### WRITTEN REQUEST
Word for word, restate every line of the material.

Stored data entries
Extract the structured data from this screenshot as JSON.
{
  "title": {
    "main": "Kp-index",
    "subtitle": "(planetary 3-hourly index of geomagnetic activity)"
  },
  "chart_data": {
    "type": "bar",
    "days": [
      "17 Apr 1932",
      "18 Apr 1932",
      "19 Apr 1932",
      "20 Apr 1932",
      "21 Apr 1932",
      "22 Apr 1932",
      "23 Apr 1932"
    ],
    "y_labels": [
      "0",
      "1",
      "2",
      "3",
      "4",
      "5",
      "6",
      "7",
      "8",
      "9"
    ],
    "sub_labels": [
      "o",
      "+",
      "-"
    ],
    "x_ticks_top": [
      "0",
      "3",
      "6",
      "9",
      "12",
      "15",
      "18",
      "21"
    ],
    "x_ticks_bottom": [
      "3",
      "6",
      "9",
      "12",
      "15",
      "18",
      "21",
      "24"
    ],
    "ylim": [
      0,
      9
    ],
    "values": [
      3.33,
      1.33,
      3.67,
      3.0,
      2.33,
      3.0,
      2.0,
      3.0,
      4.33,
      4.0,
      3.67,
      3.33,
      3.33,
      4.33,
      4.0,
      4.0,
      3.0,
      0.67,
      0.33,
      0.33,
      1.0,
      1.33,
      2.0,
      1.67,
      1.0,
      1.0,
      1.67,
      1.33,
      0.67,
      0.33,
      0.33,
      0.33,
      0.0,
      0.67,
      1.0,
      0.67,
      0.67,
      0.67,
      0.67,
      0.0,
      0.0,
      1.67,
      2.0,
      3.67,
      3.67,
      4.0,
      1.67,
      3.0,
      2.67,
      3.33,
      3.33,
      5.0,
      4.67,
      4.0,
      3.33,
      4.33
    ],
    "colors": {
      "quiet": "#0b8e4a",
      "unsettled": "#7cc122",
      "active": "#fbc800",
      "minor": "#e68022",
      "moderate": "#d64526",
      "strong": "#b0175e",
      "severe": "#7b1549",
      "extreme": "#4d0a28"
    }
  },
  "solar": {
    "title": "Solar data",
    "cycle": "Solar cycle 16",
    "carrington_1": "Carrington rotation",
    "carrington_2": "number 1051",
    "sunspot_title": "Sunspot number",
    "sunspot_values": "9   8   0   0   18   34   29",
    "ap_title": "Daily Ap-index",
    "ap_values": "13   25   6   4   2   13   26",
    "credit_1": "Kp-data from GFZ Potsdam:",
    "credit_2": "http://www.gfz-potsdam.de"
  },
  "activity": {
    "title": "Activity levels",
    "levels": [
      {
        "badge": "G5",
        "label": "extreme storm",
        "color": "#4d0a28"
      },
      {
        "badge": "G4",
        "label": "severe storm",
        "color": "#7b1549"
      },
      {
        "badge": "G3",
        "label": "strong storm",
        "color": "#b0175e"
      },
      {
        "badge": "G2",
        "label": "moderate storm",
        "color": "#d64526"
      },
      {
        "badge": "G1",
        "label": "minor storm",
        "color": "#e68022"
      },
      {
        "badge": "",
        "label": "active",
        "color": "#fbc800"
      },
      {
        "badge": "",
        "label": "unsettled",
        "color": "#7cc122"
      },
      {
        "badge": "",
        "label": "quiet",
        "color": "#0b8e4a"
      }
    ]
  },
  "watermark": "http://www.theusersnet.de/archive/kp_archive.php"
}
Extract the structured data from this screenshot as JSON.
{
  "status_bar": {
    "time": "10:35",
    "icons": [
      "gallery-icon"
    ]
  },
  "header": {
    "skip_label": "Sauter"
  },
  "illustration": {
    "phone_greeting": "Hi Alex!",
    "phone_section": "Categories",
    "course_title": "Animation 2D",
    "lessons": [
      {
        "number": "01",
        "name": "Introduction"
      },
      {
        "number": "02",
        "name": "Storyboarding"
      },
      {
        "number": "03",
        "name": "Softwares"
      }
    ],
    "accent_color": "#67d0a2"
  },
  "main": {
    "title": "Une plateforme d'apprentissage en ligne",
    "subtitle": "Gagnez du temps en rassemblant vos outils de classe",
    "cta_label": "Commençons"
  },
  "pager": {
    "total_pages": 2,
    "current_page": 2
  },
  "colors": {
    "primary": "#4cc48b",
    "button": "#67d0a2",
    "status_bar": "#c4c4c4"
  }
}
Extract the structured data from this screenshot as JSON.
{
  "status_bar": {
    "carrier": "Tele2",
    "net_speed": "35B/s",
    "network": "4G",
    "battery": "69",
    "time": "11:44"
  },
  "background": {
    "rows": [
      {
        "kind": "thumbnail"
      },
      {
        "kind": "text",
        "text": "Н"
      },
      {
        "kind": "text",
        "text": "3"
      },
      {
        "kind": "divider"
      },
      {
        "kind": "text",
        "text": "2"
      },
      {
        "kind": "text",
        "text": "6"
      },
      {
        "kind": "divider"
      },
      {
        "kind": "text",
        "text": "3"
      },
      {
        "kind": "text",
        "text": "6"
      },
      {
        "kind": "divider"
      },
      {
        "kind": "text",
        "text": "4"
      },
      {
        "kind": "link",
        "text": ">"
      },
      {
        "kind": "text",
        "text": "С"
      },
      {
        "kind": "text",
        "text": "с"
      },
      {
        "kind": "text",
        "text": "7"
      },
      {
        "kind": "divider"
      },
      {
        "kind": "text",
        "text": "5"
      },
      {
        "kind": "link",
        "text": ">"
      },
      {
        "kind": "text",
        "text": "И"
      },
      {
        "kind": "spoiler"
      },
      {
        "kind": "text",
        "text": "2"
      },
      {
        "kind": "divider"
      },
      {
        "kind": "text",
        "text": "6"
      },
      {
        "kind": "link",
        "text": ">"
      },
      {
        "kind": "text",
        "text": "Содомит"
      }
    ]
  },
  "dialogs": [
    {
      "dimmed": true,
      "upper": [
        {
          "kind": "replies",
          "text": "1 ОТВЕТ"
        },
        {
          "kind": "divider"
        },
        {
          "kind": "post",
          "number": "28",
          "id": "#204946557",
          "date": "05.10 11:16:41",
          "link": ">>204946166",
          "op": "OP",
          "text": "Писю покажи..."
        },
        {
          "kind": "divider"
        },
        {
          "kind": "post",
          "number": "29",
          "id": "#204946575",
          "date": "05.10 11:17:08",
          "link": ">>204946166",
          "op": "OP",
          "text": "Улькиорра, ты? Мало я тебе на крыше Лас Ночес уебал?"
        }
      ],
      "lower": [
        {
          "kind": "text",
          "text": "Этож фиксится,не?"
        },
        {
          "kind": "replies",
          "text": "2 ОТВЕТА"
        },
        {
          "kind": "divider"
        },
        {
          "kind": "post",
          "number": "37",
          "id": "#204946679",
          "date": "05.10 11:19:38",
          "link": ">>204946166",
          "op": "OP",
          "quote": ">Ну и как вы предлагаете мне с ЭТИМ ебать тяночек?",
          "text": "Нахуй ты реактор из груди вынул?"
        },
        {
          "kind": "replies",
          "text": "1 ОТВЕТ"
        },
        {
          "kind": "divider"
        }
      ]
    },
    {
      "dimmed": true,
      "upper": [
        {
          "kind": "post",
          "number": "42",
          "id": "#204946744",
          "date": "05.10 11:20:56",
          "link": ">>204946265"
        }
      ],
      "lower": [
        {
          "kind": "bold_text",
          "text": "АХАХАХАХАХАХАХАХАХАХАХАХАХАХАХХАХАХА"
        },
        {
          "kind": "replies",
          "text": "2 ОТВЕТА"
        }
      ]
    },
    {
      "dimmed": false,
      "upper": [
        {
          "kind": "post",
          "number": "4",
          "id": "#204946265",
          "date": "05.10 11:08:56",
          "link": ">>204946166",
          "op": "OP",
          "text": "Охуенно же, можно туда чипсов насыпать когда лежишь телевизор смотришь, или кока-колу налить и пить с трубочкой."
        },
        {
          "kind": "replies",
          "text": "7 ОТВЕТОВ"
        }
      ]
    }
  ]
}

### EXERCISE ANSWER
Extract the structured data from this screenshot as JSON.
{
  "title": {
    "main": "Kp-index",
    "subtitle": "(planetary 3-hourly index of geomagnetic activity)"
  },
  "chart_data": {
    "type": "bar",
    "days": [
      "17 Apr 1932",
      "18 Apr 1932",
      "19 Apr 1932",
      "20 Apr 1932",
      "21 Apr 1932",
      "22 Apr 1932",
      "23 Apr 1932"
    ],
    "y_labels": [
      "0",
      "1",
      "2",
      "3",
      "4",
      "5",
      "6",
      "7",
      "8",
      "9"
    ],
    "sub_labels": [
      "o",
      "+",
      "-"
    ],
    "x_ticks_top": [
      "0",
      "3",
      "6",
      "9",
      "12",
      "15",
      "18",
      "21"
    ],
    "x_ticks_bottom": [
      "3",
      "6",
      "9",
      "12",
      "15",
      "18",
      "21",
      "24"
    ],
    "ylim": [
      0,
      9
    ],
    "values": [
      3.33,
      1.33,
      3.67,
      3.0,
      2.33,
      3.0,
      2.0,
      3.0,
      4.33,
      4.0,
      3.67,
      3.33,
      3.33,
      4.33,
      4.0,
      4.0,
      3.0,
      0.67,
      0.33,
      0.33,
      1.0,
      1.33,
      2.0,
      1.67,
      1.0,
      1.0,
      1.67,
      1.33,
      0.67,
      0.33,
      0.33,
      0.33,
      0.0,
      0.67,
      1.0,
      0.67,
      0.67,
      0.67,
      0.67,
      0.0,
      0.0,
      1.67,
      2.0,
      3.67,
      3.67,
      4.0,
      1.67,
      3.0,
      2.67,
      3.33,
      3.33,
      5.0,
      4.67,
      4.0,
      3.33,
      4.33
    ],
    "colors": {
      "quiet": "#0b8e4a",
      "unsettled": "#7cc122",
      "active": "#fbc800",
      "minor": "#e68022",
      "moderate": "#d64526",
      "strong": "#b0175e",
      "severe": "#7b1549",
      "extreme": "#4d0a28"
    }
  },
  "solar": {
    "title": "Solar data",
    "cycle": "Solar cycle 16",
    "carrington_1": "Carrington rotation",
    "carrington_2": "number 1051",
    "sunspot_title": "Sunspot number",
    "sunspot_values": "9   8   0   0   18   34   29",
    "ap_title": "Daily Ap-index",
    "ap_values": "13   25   6   4   2   13   26",
    "credit_1": "Kp-data from GFZ Potsdam:",
    "credit_2": "http://www.gfz-potsdam.de"
  },
  "activity": {
    "title": "Activity levels",
    "levels": [
      {
        "badge": "G5",
        "label": "extreme storm",
        "color": "#4d0a28"
      },
      {
        "badge": "G4",
        "label": "severe storm",
        "color": "#7b1549"
      },
      {
        "badge": "G3",
        "label": "strong storm",
        "color": "#b0175e"
      },
      {
        "badge": "G2",
        "label": "moderate storm",
        "color": "#d64526"
      },
      {
        "badge": "G1",
        "label": "minor storm",
        "color": "#e68022"
      },
      {
        "badge": "",
        "label": "active",
        "color": "#fbc800"
      },
      {
        "badge": "",
        "label": "unsettled",
        "color": "#7cc122"
      },
      {
        "badge": "",
        "label": "quiet",
        "color": "#0b8e4a"
      }
    ]
  },
  "watermark": "http://www.theusersnet.de/archive/kp_archive.php"
}
Extract the structured data from this screenshot as JSON.
{
  "status_bar": {
    "time": "10:35",
    "icons": [
      "gallery-icon"
    ]
  },
  "header": {
    "skip_label": "Sauter"
  },
  "illustration": {
    "phone_greeting": "Hi Alex!",
    "phone_section": "Categories",
    "course_title": "Animation 2D",
    "lessons": [
      {
        "number": "01",
        "name": "Introduction"
      },
      {
        "number": "02",
        "name": "Storyboarding"
      },
      {
        "number": "03",
        "name": "Softwares"
      }
    ],
    "accent_color": "#67d0a2"
  },
  "main": {
    "title": "Une plateforme d'apprentissage en ligne",
    "subtitle": "Gagnez du temps en rassemblant vos outils de classe",
    "cta_label": "Commençons"
  },
  "pager": {
    "total_pages": 2,
    "current_page": 2
  },
  "colors": {
    "primary": "#4cc48b",
    "button": "#67d0a2",
    "status_bar": "#c4c4c4"
  }
}
Extract the structured data from this screenshot as JSON.
{
  "status_bar": {
    "carrier": "Tele2",
    "net_speed": "35B/s",
    "network": "4G",
    "battery": "69",
    "time": "11:44"
  },
  "background": {
    "rows": [
      {
        "kind": "thumbnail"
      },
      {
        "kind": "text",
        "text": "Н"
      },
      {
        "kind": "text",
        "text": "3"
      },
      {
        "kind": "divider"
      },
      {
        "kind": "text",
        "text": "2"
      },
      {
        "kind": "text",
        "text": "6"
      },
      {
        "kind": "divider"
      },
      {
        "kind": "text",
        "text": "3"
      },
      {
        "kind": "text",
        "text": "6"
      },
      {
        "kind": "divider"
      },
      {
        "kind": "text",
        "text": "4"
      },
      {
        "kind": "link",
        "text": ">"
      },
      {
        "kind": "text",
        "text": "С"
      },
      {
        "kind": "text",
        "text": "с"
      },
      {
        "kind": "text",
        "text": "7"
      },
      {
        "kind": "divider"
      },
      {
        "kind": "text",
        "text": "5"
      },
      {
        "kind": "link",
        "text": ">"
      },
      {
        "kind": "text",
        "text": "И"
      },
      {
        "kind": "spoiler"
      },
      {
        "kind": "text",
        "text": "2"
      },
      {
        "kind": "divider"
      },
      {
        "kind": "text",
        "text": "6"
      },
      {
        "kind": "link",
        "text": ">"
      },
      {
        "kind": "text",
        "text": "Содомит"
      }
    ]
  },
  "dialogs": [
    {
      "dimmed": true,
      "upper": [
        {
          "kind": "replies",
          "text": "1 ОТВЕТ"
        },
        {
          "kind": "divider"
        },
        {
          "kind": "post",
          "number": "28",
          "id": "#204946557",
          "date": "05.10 11:16:41",
          "link": ">>204946166",
          "op": "OP",
          "text": "Писю покажи..."
        },
        {
          "kind": "divider"
        },
        {
          "kind": "post",
          "number": "29",
          "id": "#204946575",
          "date": "05.10 11:17:08",
          "link": ">>204946166",
          "op": "OP",
          "text": "Улькиорра, ты? Мало я тебе на крыше Лас Ночес уебал?"
        }
      ],
      "lower": [
        {
          "kind": "text",
          "text": "Этож фиксится,не?"
        },
        {
          "kind": "replies",
          "text": "2 ОТВЕТА"
        },
        {
          "kind": "divider"
        },
        {
          "kind": "post",
          "number": "37",
          "id": "#204946679",
          "date": "05.10 11:19:38",
          "link": ">>204946166",
          "op": "OP",
          "quote": ">Ну и как вы предлагаете мне с ЭТИМ ебать тяночек?",
          "text": "Нахуй ты реактор из груди вынул?"
        },
        {
          "kind": "replies",
          "text": "1 ОТВЕТ"
        },
        {
          "kind": "divider"
        }
      ]
    },
    {
      "dimmed": true,
      "upper": [
        {
          "kind": "post",
          "number": "42",
          "id": "#204946744",
          "date": "05.10 11:20:56",
          "link": ">>204946265"
        }
      ],
      "lower": [
        {
          "kind": "bold_text",
          "text": "АХАХАХАХАХАХАХАХАХАХАХАХАХАХАХХАХАХА"
        },
        {
          "kind": "replies",
          "text": "2 ОТВЕТА"
        }
      ]
    },
    {
      "dimmed": false,
      "upper": [
        {
          "kind": "post",
          "number": "4",
          "id": "#204946265",
          "date": "05.10 11:08:56",
          "link": ">>204946166",
          "op": "OP",
          "text": "Охуенно же, можно туда чипсов насыпать когда лежишь телевизор смотришь, или кока-колу налить и пить с трубочкой."
        },
        {
          "kind": "replies",
          "text": "7 ОТВЕТОВ"
        }
      ]
    }
  ]
}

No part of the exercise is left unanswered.